▶ [Data excerpts]
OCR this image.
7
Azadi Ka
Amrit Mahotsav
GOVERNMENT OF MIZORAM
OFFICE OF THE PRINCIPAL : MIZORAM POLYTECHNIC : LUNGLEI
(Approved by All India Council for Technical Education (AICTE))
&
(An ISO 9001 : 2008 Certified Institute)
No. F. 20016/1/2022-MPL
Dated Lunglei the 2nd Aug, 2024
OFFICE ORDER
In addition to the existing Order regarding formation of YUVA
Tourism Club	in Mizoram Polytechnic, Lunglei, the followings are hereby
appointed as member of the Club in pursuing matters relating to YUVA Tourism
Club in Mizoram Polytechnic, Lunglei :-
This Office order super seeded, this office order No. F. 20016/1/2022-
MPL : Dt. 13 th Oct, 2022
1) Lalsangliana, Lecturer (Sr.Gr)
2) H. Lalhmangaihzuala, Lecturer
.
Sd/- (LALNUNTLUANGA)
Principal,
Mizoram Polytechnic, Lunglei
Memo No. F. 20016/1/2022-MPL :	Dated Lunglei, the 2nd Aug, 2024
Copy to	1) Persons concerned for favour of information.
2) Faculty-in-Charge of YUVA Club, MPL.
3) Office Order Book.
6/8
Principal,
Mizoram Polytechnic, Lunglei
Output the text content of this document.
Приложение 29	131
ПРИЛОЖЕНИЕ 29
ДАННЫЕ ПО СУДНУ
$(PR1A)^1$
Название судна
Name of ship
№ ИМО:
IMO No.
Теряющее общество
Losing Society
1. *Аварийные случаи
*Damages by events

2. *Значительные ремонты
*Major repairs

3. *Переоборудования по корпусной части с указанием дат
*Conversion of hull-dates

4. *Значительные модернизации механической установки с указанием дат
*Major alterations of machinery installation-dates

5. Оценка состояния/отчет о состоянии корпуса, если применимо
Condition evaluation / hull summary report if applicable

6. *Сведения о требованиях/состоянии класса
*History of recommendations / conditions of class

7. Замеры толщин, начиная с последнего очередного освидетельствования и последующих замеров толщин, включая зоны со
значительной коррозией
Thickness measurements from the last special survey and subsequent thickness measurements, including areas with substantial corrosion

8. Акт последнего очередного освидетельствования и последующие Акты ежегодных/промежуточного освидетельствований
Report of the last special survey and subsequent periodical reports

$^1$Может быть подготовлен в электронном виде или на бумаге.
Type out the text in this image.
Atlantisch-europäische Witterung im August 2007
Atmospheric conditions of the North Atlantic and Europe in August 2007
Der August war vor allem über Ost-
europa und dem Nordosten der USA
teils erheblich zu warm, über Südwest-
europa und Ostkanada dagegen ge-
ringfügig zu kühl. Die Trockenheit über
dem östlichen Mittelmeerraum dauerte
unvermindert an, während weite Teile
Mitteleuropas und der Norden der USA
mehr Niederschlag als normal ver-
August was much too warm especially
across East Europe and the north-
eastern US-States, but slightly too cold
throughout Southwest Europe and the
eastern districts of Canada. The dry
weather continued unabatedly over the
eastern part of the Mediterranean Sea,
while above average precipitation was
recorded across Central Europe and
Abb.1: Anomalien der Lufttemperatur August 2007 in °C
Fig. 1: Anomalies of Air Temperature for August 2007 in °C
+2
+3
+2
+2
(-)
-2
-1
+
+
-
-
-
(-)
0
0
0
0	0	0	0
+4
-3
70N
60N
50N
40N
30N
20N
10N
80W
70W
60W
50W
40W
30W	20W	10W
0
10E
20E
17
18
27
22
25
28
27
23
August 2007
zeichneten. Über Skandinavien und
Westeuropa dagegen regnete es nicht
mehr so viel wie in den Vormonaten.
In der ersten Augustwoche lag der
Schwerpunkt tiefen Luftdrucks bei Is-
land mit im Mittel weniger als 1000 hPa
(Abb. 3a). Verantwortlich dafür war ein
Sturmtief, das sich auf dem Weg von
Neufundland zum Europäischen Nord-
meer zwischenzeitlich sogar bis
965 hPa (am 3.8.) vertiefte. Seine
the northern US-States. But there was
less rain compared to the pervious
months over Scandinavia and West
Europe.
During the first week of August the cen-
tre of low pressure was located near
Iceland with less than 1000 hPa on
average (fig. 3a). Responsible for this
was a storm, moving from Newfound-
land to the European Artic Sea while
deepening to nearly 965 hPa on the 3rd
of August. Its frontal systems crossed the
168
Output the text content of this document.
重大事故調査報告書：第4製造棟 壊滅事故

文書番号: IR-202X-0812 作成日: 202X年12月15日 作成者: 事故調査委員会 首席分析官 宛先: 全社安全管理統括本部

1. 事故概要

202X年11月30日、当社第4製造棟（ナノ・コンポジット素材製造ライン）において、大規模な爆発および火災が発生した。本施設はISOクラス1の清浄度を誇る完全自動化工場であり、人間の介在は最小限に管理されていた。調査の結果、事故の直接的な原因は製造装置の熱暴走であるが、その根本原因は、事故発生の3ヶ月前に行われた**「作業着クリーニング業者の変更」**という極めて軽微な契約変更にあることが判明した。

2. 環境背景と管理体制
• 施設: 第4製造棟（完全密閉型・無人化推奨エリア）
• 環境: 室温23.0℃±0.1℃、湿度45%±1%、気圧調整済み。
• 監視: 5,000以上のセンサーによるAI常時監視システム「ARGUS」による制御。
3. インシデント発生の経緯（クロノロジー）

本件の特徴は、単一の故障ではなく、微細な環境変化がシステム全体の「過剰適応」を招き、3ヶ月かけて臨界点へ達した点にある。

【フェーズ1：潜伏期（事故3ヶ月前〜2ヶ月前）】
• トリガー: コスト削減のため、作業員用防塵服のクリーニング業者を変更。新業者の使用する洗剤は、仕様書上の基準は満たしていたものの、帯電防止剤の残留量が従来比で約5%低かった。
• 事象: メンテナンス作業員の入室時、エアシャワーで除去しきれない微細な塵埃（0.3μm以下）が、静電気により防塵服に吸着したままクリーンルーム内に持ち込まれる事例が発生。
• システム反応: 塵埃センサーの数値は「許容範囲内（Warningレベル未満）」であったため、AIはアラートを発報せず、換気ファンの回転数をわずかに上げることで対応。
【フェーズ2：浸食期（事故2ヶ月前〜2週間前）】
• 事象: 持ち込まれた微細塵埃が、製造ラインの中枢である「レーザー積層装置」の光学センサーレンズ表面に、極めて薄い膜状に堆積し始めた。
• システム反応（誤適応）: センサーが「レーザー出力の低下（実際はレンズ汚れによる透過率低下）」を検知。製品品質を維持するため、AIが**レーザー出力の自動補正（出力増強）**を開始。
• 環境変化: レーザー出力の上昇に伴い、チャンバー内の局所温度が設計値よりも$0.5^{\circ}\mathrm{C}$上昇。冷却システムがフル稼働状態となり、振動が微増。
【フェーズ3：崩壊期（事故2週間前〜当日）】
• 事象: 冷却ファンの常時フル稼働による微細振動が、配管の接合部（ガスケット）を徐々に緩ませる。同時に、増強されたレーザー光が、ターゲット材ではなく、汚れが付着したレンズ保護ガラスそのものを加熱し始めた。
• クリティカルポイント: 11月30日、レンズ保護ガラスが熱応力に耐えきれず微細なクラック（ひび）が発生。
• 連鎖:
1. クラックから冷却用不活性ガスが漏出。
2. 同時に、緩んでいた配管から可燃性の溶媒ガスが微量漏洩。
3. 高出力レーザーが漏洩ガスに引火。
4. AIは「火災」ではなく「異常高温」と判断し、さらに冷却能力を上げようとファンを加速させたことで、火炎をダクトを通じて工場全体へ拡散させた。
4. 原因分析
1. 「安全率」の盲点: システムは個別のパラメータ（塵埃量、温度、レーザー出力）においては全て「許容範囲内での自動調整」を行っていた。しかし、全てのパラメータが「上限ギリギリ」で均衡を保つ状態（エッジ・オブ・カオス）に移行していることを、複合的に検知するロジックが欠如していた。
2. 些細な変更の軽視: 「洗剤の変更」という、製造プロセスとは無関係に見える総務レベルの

▶ [Task to complete]
The lines above should be duplicated exactly.

▶ [Output for this exercise]
OCR this image.
7
Azadi Ka
Amrit Mahotsav
GOVERNMENT OF MIZORAM
OFFICE OF THE PRINCIPAL : MIZORAM POLYTECHNIC : LUNGLEI
(Approved by All India Council for Technical Education (AICTE))
&
(An ISO 9001 : 2008 Certified Institute)
No. F. 20016/1/2022-MPL
Dated Lunglei the 2nd Aug, 2024
OFFICE ORDER
In addition to the existing Order regarding formation of YUVA
Tourism Club	in Mizoram Polytechnic, Lunglei, the followings are hereby
appointed as member of the Club in pursuing matters relating to YUVA Tourism
Club in Mizoram Polytechnic, Lunglei :-
This Office order super seeded, this office order No. F. 20016/1/2022-
MPL : Dt. 13 th Oct, 2022
1) Lalsangliana, Lecturer (Sr.Gr)
2) H. Lalhmangaihzuala, Lecturer
.
Sd/- (LALNUNTLUANGA)
Principal,
Mizoram Polytechnic, Lunglei
Memo No. F. 20016/1/2022-MPL :	Dated Lunglei, the 2nd Aug, 2024
Copy to	1) Persons concerned for favour of information.
2) Faculty-in-Charge of YUVA Club, MPL.
3) Office Order Book.
6/8
Principal,
Mizoram Polytechnic, Lunglei
Output the text content of this document.
Приложение 29	131
ПРИЛОЖЕНИЕ 29
ДАННЫЕ ПО СУДНУ
$(PR1A)^1$
Название судна
Name of ship
№ ИМО:
IMO No.
Теряющее общество
Losing Society
1. *Аварийные случаи
*Damages by events

2. *Значительные ремонты
*Major repairs

3. *Переоборудования по корпусной части с указанием дат
*Conversion of hull-dates

4. *Значительные модернизации механической установки с указанием дат
*Major alterations of machinery installation-dates

5. Оценка состояния/отчет о состоянии корпуса, если применимо
Condition evaluation / hull summary report if applicable

6. *Сведения о требованиях/состоянии класса
*History of recommendations / conditions of class

7. Замеры толщин, начиная с последнего очередного освидетельствования и последующих замеров толщин, включая зоны со
значительной коррозией
Thickness measurements from the last special survey and subsequent thickness measurements, including areas with substantial corrosion

8. Акт последнего очередного освидетельствования и последующие Акты ежегодных/промежуточного освидетельствований
Report of the last special survey and subsequent periodical reports

$^1$Может быть подготовлен в электронном виде или на бумаге.
Type out the text in this image.
Atlantisch-europäische Witterung im August 2007
Atmospheric conditions of the North Atlantic and Europe in August 2007
Der August war vor allem über Ost-
europa und dem Nordosten der USA
teils erheblich zu warm, über Südwest-
europa und Ostkanada dagegen ge-
ringfügig zu kühl. Die Trockenheit über
dem östlichen Mittelmeerraum dauerte
unvermindert an, während weite Teile
Mitteleuropas und der Norden der USA
mehr Niederschlag als normal ver-
August was much too warm especially
across East Europe and the north-
eastern US-States, but slightly too cold
throughout Southwest Europe and the
eastern districts of Canada. The dry
weather continued unabatedly over the
eastern part of the Mediterranean Sea,
while above average precipitation was
recorded across Central Europe and
Abb.1: Anomalien der Lufttemperatur August 2007 in °C
Fig. 1: Anomalies of Air Temperature for August 2007 in °C
+2
+3
+2
+2
(-)
-2
-1
+
+
-
-
-
(-)
0
0
0
0	0	0	0
+4
-3
70N
60N
50N
40N
30N
20N
10N
80W
70W
60W
50W
40W
30W	20W	10W
0
10E
20E
17
18
27
22
25
28
27
23
August 2007
zeichneten. Über Skandinavien und
Westeuropa dagegen regnete es nicht
mehr so viel wie in den Vormonaten.
In der ersten Augustwoche lag der
Schwerpunkt tiefen Luftdrucks bei Is-
land mit im Mittel weniger als 1000 hPa
(Abb. 3a). Verantwortlich dafür war ein
Sturmtief, das sich auf dem Weg von
Neufundland zum Europäischen Nord-
meer zwischenzeitlich sogar bis
965 hPa (am 3.8.) vertiefte. Seine
the northern US-States. But there was
less rain compared to the pervious
months over Scandinavia and West
Europe.
During the first week of August the cen-
tre of low pressure was located near
Iceland with less than 1000 hPa on
average (fig. 3a). Responsible for this
was a storm, moving from Newfound-
land to the European Artic Sea while
deepening to nearly 965 hPa on the 3rd
of August. Its frontal systems crossed the
168
Output the text content of this document.
重大事故調査報告書：第4製造棟 壊滅事故

文書番号: IR-202X-0812 作成日: 202X年12月15日 作成者: 事故調査委員会 首席分析官 宛先: 全社安全管理統括本部

1. 事故概要

202X年11月30日、当社第4製造棟（ナノ・コンポジット素材製造ライン）において、大規模な爆発および火災が発生した。本施設はISOクラス1の清浄度を誇る完全自動化工場であり、人間の介在は最小限に管理されていた。調査の結果、事故の直接的な原因は製造装置の熱暴走であるが、その根本原因は、事故発生の3ヶ月前に行われた**「作業着クリーニング業者の変更」**という極めて軽微な契約変更にあることが判明した。

2. 環境背景と管理体制
• 施設: 第4製造棟（完全密閉型・無人化推奨エリア）
• 環境: 室温23.0℃±0.1℃、湿度45%±1%、気圧調整済み。
• 監視: 5,000以上のセンサーによるAI常時監視システム「ARGUS」による制御。
3. インシデント発生の経緯（クロノロジー）

本件の特徴は、単一の故障ではなく、微細な環境変化がシステム全体の「過剰適応」を招き、3ヶ月かけて臨界点へ達した点にある。

【フェーズ1：潜伏期（事故3ヶ月前〜2ヶ月前）】
• トリガー: コスト削減のため、作業員用防塵服のクリーニング業者を変更。新業者の使用する洗剤は、仕様書上の基準は満たしていたものの、帯電防止剤の残留量が従来比で約5%低かった。
• 事象: メンテナンス作業員の入室時、エアシャワーで除去しきれない微細な塵埃（0.3μm以下）が、静電気により防塵服に吸着したままクリーンルーム内に持ち込まれる事例が発生。
• システム反応: 塵埃センサーの数値は「許容範囲内（Warningレベル未満）」であったため、AIはアラートを発報せず、換気ファンの回転数をわずかに上げることで対応。
【フェーズ2：浸食期（事故2ヶ月前〜2週間前）】
• 事象: 持ち込まれた微細塵埃が、製造ラインの中枢である「レーザー積層装置」の光学センサーレンズ表面に、極めて薄い膜状に堆積し始めた。
• システム反応（誤適応）: センサーが「レーザー出力の低下（実際はレンズ汚れによる透過率低下）」を検知。製品品質を維持するため、AIが**レーザー出力の自動補正（出力増強）**を開始。
• 環境変化: レーザー出力の上昇に伴い、チャンバー内の局所温度が設計値よりも$0.5^{\circ}\mathrm{C}$上昇。冷却システムがフル稼働状態となり、振動が微増。
【フェーズ3：崩壊期（事故2週間前〜当日）】
• 事象: 冷却ファンの常時フル稼働による微細振動が、配管の接合部（ガスケット）を徐々に緩ませる。同時に、増強されたレーザー光が、ターゲット材ではなく、汚れが付着したレンズ保護ガラスそのものを加熱し始めた。
• クリティカルポイント: 11月30日、レンズ保護ガラスが熱応力に耐えきれず微細なクラック（ひび）が発生。
• 連鎖:
1. クラックから冷却用不活性ガスが漏出。
2. 同時に、緩んでいた配管から可燃性の溶媒ガスが微量漏洩。
3. 高出力レーザーが漏洩ガスに引火。
4. AIは「火災」ではなく「異常高温」と判断し、さらに冷却能力を上げようとファンを加速させたことで、火炎をダクトを通じて工場全体へ拡散させた。
4. 原因分析
1. 「安全率」の盲点: システムは個別のパラメータ（塵埃量、温度、レーザー出力）においては全て「許容範囲内での自動調整」を行っていた。しかし、全てのパラメータが「上限ギリギリ」で均衡を保つ状態（エッジ・オブ・カオス）に移行していることを、複合的に検知するロジックが欠如していた。
2. 些細な変更の軽視: 「洗剤の変更」という、製造プロセスとは無関係に見える総務レベルの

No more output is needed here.